▶ [WRITTEN REQUEST]
Give the lines again exactly, from the one holding "Extract the structured" to the last line of the listing below, both ends included and nothing added.

▶ [INFORMATION PROVIDED]
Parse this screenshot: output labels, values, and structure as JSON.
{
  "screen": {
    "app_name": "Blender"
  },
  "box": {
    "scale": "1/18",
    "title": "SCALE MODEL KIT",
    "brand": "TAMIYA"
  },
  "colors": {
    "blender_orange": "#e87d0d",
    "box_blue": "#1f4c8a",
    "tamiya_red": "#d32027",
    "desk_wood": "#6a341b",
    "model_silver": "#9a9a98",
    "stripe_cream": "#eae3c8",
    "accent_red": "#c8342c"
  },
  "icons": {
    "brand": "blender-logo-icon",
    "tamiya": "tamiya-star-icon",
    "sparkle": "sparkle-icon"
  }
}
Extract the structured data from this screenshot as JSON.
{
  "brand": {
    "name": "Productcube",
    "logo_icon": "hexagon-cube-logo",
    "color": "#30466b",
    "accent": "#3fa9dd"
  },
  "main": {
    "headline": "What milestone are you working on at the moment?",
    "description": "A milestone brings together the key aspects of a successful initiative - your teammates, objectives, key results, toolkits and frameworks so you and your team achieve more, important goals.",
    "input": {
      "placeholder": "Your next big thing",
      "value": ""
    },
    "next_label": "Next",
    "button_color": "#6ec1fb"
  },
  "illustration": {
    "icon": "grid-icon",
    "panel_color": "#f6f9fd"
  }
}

▶ [RIGHT ANSWER]
Extract the structured data from this screenshot as JSON.
{
  "brand": {
    "name": "Productcube",
    "logo_icon": "hexagon-cube-logo",
    "color": "#30466b",
    "accent": "#3fa9dd"
  },
  "main": {
    "headline": "What milestone are you working on at the moment?",
    "description": "A milestone brings together the key aspects of a successful initiative - your teammates, objectives, key results, toolkits and frameworks so you and your team achieve more, important goals.",
    "input": {
      "placeholder": "Your next big thing",
      "value": ""
    },
    "next_label": "Next",
    "button_color": "#6ec1fb"
  },
  "illustration": {
    "icon": "grid-icon",
    "panel_color": "#f6f9fd"
  }
}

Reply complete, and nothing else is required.